#### [Your objective]
Check each line of the listing for the word "JSON" and report how many lines contain it, giving nothing but the number.

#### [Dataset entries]
_____

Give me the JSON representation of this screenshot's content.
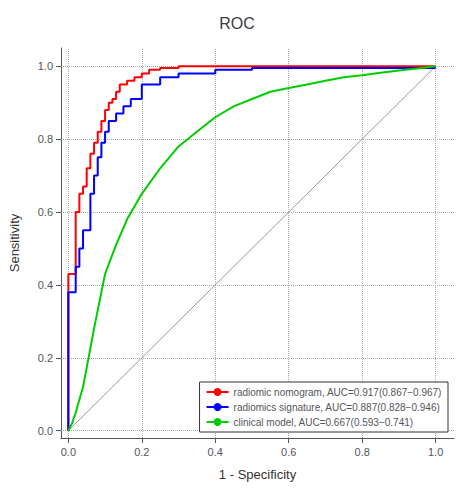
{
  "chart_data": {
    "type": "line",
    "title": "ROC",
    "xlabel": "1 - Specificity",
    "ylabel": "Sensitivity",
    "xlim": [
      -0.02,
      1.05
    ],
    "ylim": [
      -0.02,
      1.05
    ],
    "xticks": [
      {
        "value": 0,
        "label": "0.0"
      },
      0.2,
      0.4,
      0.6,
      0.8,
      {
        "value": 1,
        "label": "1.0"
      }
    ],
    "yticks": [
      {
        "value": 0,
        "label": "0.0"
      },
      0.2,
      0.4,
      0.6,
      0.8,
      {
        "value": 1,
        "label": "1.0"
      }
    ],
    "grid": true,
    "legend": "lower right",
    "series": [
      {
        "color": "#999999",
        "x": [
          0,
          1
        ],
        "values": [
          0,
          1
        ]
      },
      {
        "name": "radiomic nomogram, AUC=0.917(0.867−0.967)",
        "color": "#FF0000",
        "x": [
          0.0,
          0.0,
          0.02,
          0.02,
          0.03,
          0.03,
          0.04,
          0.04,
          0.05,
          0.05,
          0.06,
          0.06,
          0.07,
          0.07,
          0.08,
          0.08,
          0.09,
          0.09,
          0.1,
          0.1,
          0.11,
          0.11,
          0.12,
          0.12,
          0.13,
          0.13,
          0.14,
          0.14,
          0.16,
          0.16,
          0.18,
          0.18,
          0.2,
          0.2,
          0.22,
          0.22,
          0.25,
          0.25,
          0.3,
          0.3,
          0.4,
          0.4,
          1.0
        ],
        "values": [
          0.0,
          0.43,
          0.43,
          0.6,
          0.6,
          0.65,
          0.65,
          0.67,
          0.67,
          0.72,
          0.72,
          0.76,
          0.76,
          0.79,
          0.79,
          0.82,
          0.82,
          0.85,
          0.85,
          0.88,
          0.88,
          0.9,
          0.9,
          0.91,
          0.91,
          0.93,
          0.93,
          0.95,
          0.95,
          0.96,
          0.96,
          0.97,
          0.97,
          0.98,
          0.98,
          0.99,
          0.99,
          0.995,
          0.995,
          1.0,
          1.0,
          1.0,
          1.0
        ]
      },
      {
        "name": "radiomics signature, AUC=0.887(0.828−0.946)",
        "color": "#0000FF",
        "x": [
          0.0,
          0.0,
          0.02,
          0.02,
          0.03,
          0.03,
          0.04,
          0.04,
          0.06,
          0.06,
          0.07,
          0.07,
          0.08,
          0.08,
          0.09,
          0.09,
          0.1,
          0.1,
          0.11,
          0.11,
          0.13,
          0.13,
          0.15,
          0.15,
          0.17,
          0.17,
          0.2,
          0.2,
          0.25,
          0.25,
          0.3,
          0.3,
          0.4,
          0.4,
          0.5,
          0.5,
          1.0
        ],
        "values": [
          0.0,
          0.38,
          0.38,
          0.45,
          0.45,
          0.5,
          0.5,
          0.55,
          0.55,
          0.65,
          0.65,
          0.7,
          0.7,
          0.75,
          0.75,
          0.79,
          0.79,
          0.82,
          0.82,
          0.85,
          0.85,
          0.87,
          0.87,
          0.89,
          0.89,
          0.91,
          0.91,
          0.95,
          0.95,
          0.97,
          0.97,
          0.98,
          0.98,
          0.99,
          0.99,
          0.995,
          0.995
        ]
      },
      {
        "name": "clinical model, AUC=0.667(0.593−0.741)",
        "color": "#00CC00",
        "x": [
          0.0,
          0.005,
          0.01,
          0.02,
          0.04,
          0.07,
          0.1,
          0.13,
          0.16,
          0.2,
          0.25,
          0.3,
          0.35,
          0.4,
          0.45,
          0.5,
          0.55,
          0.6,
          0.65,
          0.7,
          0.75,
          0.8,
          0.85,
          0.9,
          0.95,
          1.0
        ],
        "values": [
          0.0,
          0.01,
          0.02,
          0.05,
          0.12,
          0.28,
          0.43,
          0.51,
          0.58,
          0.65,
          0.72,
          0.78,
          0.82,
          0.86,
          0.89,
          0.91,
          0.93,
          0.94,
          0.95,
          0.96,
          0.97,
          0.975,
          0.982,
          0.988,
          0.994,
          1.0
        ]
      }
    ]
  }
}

_____

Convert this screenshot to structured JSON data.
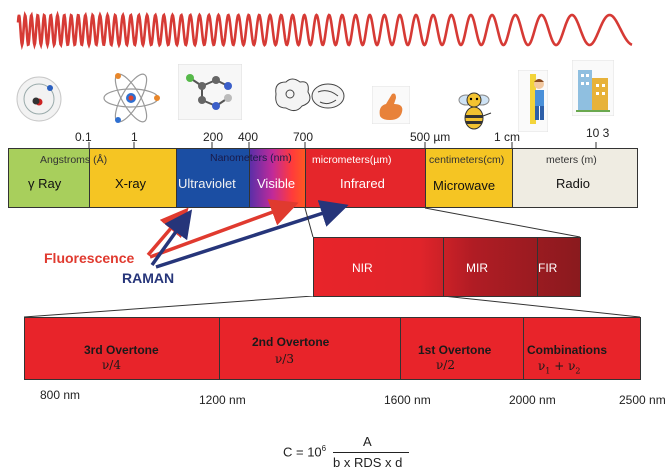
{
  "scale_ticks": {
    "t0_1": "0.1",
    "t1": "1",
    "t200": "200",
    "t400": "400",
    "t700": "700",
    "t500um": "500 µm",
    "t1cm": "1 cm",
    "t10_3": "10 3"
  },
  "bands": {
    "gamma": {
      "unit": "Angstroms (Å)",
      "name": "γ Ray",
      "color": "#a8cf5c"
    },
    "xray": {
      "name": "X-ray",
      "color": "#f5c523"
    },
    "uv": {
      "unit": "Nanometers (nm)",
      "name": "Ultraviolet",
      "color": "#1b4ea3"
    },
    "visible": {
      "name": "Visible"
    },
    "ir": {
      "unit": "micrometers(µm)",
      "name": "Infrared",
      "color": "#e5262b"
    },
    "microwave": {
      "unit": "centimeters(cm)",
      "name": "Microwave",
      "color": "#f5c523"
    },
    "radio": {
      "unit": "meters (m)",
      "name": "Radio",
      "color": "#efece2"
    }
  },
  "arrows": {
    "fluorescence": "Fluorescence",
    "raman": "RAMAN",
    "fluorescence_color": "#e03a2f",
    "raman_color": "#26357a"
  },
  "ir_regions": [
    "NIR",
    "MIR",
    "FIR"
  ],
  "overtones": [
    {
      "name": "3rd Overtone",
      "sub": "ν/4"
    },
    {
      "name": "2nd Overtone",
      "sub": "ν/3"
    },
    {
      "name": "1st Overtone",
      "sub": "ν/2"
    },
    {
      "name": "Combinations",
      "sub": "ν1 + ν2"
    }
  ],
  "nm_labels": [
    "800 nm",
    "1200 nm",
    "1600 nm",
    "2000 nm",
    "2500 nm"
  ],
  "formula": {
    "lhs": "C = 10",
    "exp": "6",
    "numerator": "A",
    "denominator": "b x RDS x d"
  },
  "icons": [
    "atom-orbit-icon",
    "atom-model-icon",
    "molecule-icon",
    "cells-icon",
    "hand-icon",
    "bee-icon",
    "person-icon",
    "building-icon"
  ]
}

_____

#### [Task output]
2